Exercise prompt
Reproduce every line of the records below word for word.

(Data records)
-=-=-=-=-

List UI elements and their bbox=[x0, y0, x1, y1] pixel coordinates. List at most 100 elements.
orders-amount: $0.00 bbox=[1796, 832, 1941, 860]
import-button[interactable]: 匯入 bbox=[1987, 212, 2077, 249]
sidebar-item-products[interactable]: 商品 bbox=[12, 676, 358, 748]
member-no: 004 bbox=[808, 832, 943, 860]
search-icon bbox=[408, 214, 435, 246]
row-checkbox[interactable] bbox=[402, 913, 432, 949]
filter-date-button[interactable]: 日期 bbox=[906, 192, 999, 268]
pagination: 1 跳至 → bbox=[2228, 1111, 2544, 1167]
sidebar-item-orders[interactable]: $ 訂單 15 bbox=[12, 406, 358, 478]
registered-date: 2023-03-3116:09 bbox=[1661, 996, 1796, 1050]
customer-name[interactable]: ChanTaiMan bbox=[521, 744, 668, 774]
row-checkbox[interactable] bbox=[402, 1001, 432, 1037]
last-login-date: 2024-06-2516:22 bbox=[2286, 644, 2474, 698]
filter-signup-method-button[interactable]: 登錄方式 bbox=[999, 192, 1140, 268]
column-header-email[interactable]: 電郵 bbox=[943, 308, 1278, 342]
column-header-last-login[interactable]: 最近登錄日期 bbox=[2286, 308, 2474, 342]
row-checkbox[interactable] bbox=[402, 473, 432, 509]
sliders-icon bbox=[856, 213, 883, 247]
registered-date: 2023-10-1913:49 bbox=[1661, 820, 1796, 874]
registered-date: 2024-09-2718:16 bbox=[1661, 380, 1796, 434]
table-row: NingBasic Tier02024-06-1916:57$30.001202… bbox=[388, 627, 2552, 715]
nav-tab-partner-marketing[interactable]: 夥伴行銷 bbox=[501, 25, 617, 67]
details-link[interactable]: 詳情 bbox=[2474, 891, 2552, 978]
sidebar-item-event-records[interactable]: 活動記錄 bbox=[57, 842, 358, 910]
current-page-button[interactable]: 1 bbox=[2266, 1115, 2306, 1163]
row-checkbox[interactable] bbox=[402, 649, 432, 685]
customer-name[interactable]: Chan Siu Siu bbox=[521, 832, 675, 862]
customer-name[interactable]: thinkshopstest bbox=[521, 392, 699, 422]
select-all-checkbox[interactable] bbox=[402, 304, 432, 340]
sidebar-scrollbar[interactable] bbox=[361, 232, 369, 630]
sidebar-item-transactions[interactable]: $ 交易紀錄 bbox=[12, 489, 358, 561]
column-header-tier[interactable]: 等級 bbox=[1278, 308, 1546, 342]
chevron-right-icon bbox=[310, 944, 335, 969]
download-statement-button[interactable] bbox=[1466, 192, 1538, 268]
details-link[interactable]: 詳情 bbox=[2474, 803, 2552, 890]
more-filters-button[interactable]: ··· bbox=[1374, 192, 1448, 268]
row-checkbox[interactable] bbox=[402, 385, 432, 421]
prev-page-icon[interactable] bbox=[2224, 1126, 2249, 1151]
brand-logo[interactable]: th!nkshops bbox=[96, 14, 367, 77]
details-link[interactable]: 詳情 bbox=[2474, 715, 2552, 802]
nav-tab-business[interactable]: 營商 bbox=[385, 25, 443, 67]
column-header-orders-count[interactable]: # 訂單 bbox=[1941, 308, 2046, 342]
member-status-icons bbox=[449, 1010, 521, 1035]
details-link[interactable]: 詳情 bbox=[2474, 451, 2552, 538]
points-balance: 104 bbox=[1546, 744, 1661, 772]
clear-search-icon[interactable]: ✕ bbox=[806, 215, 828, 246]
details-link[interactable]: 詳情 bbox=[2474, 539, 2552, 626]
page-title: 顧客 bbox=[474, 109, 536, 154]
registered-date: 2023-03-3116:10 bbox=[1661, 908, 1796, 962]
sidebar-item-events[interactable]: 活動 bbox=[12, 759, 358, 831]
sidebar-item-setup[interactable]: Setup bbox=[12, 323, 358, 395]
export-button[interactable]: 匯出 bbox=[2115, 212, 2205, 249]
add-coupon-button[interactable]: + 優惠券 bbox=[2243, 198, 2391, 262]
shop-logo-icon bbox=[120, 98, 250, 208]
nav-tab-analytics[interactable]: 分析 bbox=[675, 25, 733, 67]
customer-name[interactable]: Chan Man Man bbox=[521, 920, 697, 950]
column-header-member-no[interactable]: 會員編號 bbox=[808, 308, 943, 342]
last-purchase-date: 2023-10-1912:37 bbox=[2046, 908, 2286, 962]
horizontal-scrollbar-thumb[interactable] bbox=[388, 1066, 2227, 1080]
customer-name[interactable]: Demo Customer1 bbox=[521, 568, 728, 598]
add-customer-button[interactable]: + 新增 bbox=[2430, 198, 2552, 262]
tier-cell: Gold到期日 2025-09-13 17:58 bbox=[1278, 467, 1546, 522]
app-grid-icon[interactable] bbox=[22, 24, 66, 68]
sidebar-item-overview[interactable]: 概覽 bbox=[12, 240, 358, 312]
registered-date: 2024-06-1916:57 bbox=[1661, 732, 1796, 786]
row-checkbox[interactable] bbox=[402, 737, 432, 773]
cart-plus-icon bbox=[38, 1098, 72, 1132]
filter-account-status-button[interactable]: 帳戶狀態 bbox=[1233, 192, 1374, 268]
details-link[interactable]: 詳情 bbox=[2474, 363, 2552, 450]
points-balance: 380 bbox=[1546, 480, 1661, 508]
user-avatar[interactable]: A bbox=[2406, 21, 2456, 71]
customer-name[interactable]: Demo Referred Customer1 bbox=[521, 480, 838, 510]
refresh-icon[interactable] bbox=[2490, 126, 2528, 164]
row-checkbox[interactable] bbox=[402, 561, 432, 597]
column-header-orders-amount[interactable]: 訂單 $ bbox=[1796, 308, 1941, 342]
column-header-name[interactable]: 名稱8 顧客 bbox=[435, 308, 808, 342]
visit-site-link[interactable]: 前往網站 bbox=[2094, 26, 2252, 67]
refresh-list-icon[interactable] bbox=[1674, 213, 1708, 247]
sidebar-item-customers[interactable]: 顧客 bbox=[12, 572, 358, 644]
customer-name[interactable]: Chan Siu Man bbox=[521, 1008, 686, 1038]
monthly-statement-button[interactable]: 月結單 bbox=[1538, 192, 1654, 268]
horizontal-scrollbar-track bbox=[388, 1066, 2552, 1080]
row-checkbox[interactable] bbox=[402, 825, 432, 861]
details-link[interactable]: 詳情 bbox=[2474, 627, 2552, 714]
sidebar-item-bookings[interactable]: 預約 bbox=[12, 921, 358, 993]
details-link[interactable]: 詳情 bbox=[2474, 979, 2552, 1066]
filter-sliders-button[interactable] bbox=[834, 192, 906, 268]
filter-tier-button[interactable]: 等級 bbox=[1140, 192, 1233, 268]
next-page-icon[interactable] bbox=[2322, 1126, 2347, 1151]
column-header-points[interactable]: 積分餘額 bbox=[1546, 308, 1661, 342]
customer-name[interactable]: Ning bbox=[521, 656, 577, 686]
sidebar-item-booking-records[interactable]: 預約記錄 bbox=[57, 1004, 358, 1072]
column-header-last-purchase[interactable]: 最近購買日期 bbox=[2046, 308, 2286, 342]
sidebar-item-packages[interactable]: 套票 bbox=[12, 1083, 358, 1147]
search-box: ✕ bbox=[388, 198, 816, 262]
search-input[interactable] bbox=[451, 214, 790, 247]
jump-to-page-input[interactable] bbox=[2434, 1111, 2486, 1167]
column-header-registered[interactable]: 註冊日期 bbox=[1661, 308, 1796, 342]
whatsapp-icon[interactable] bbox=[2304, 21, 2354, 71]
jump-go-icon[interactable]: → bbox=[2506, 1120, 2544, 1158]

-=-=-=-=-

Answer for this exercise
List UI elements and their bbox=[x0, y0, x1, y1] pixel coordinates. List at most 100 elements.
orders-amount: $0.00 bbox=[1796, 832, 1941, 860]
import-button[interactable]: 匯入 bbox=[1987, 212, 2077, 249]
sidebar-item-products[interactable]: 商品 bbox=[12, 676, 358, 748]
member-no: 004 bbox=[808, 832, 943, 860]
search-icon bbox=[408, 214, 435, 246]
row-checkbox[interactable] bbox=[402, 913, 432, 949]
filter-date-button[interactable]: 日期 bbox=[906, 192, 999, 268]
pagination: 1 跳至 → bbox=[2228, 1111, 2544, 1167]
sidebar-item-orders[interactable]: $ 訂單 15 bbox=[12, 406, 358, 478]
registered-date: 2023-03-3116:09 bbox=[1661, 996, 1796, 1050]
customer-name[interactable]: ChanTaiMan bbox=[521, 744, 668, 774]
row-checkbox[interactable] bbox=[402, 1001, 432, 1037]
last-login-date: 2024-06-2516:22 bbox=[2286, 644, 2474, 698]
filter-signup-method-button[interactable]: 登錄方式 bbox=[999, 192, 1140, 268]
column-header-email[interactable]: 電郵 bbox=[943, 308, 1278, 342]
column-header-last-login[interactable]: 最近登錄日期 bbox=[2286, 308, 2474, 342]
row-checkbox[interactable] bbox=[402, 473, 432, 509]
sliders-icon bbox=[856, 213, 883, 247]
registered-date: 2023-10-1913:49 bbox=[1661, 820, 1796, 874]
registered-date: 2024-09-2718:16 bbox=[1661, 380, 1796, 434]
table-row: NingBasic Tier02024-06-1916:57$30.001202… bbox=[388, 627, 2552, 715]
nav-tab-partner-marketing[interactable]: 夥伴行銷 bbox=[501, 25, 617, 67]
details-link[interactable]: 詳情 bbox=[2474, 891, 2552, 978]
sidebar-item-event-records[interactable]: 活動記錄 bbox=[57, 842, 358, 910]
current-page-button[interactable]: 1 bbox=[2266, 1115, 2306, 1163]
row-checkbox[interactable] bbox=[402, 649, 432, 685]
customer-name[interactable]: Chan Siu Siu bbox=[521, 832, 675, 862]
customer-name[interactable]: thinkshopstest bbox=[521, 392, 699, 422]
select-all-checkbox[interactable] bbox=[402, 304, 432, 340]
sidebar-scrollbar[interactable] bbox=[361, 232, 369, 630]
sidebar-item-transactions[interactable]: $ 交易紀錄 bbox=[12, 489, 358, 561]
column-header-tier[interactable]: 等級 bbox=[1278, 308, 1546, 342]
chevron-right-icon bbox=[310, 944, 335, 969]
download-statement-button[interactable] bbox=[1466, 192, 1538, 268]
details-link[interactable]: 詳情 bbox=[2474, 803, 2552, 890]
more-filters-button[interactable]: ··· bbox=[1374, 192, 1448, 268]
row-checkbox[interactable] bbox=[402, 385, 432, 421]
prev-page-icon[interactable] bbox=[2224, 1126, 2249, 1151]
brand-logo[interactable]: th!nkshops bbox=[96, 14, 367, 77]
details-link[interactable]: 詳情 bbox=[2474, 715, 2552, 802]
nav-tab-business[interactable]: 營商 bbox=[385, 25, 443, 67]
column-header-orders-count[interactable]: # 訂單 bbox=[1941, 308, 2046, 342]
member-status-icons bbox=[449, 1010, 521, 1035]
details-link[interactable]: 詳情 bbox=[2474, 451, 2552, 538]
points-balance: 104 bbox=[1546, 744, 1661, 772]
clear-search-icon[interactable]: ✕ bbox=[806, 215, 828, 246]
details-link[interactable]: 詳情 bbox=[2474, 539, 2552, 626]
page-title: 顧客 bbox=[474, 109, 536, 154]
registered-date: 2023-03-3116:10 bbox=[1661, 908, 1796, 962]
sidebar-item-events[interactable]: 活動 bbox=[12, 759, 358, 831]
sidebar-item-setup[interactable]: Setup bbox=[12, 323, 358, 395]
export-button[interactable]: 匯出 bbox=[2115, 212, 2205, 249]
add-coupon-button[interactable]: + 優惠券 bbox=[2243, 198, 2391, 262]
shop-logo-icon bbox=[120, 98, 250, 208]
nav-tab-analytics[interactable]: 分析 bbox=[675, 25, 733, 67]
customer-name[interactable]: Chan Man Man bbox=[521, 920, 697, 950]
column-header-member-no[interactable]: 會員編號 bbox=[808, 308, 943, 342]
last-purchase-date: 2023-10-1912:37 bbox=[2046, 908, 2286, 962]
horizontal-scrollbar-thumb[interactable] bbox=[388, 1066, 2227, 1080]
customer-name[interactable]: Demo Customer1 bbox=[521, 568, 728, 598]
add-customer-button[interactable]: + 新增 bbox=[2430, 198, 2552, 262]
tier-cell: Gold到期日 2025-09-13 17:58 bbox=[1278, 467, 1546, 522]
app-grid-icon[interactable] bbox=[22, 24, 66, 68]
sidebar-item-overview[interactable]: 概覽 bbox=[12, 240, 358, 312]
registered-date: 2024-06-1916:57 bbox=[1661, 732, 1796, 786]
row-checkbox[interactable] bbox=[402, 737, 432, 773]
cart-plus-icon bbox=[38, 1098, 72, 1132]
filter-account-status-button[interactable]: 帳戶狀態 bbox=[1233, 192, 1374, 268]
details-link[interactable]: 詳情 bbox=[2474, 363, 2552, 450]
points-balance: 380 bbox=[1546, 480, 1661, 508]
user-avatar[interactable]: A bbox=[2406, 21, 2456, 71]
customer-name[interactable]: Demo Referred Customer1 bbox=[521, 480, 838, 510]
refresh-icon[interactable] bbox=[2490, 126, 2528, 164]
row-checkbox[interactable] bbox=[402, 561, 432, 597]
column-header-orders-amount[interactable]: 訂單 $ bbox=[1796, 308, 1941, 342]
column-header-name[interactable]: 名稱8 顧客 bbox=[435, 308, 808, 342]
visit-site-link[interactable]: 前往網站 bbox=[2094, 26, 2252, 67]
refresh-list-icon[interactable] bbox=[1674, 213, 1708, 247]
sidebar-item-customers[interactable]: 顧客 bbox=[12, 572, 358, 644]
customer-name[interactable]: Chan Siu Man bbox=[521, 1008, 686, 1038]
monthly-statement-button[interactable]: 月結單 bbox=[1538, 192, 1654, 268]
horizontal-scrollbar-track bbox=[388, 1066, 2552, 1080]
row-checkbox[interactable] bbox=[402, 825, 432, 861]
details-link[interactable]: 詳情 bbox=[2474, 627, 2552, 714]
sidebar-item-bookings[interactable]: 預約 bbox=[12, 921, 358, 993]
details-link[interactable]: 詳情 bbox=[2474, 979, 2552, 1066]
filter-sliders-button[interactable] bbox=[834, 192, 906, 268]
filter-tier-button[interactable]: 等級 bbox=[1140, 192, 1233, 268]
next-page-icon[interactable] bbox=[2322, 1126, 2347, 1151]
column-header-points[interactable]: 積分餘額 bbox=[1546, 308, 1661, 342]
customer-name[interactable]: Ning bbox=[521, 656, 577, 686]
sidebar-item-booking-records[interactable]: 預約記錄 bbox=[57, 1004, 358, 1072]
column-header-last-purchase[interactable]: 最近購買日期 bbox=[2046, 308, 2286, 342]
sidebar-item-packages[interactable]: 套票 bbox=[12, 1083, 358, 1147]
search-box: ✕ bbox=[388, 198, 816, 262]
search-input[interactable] bbox=[451, 214, 790, 247]
jump-to-page-input[interactable] bbox=[2434, 1111, 2486, 1167]
column-header-registered[interactable]: 註冊日期 bbox=[1661, 308, 1796, 342]
whatsapp-icon[interactable] bbox=[2304, 21, 2354, 71]
jump-go-icon[interactable]: → bbox=[2506, 1120, 2544, 1158]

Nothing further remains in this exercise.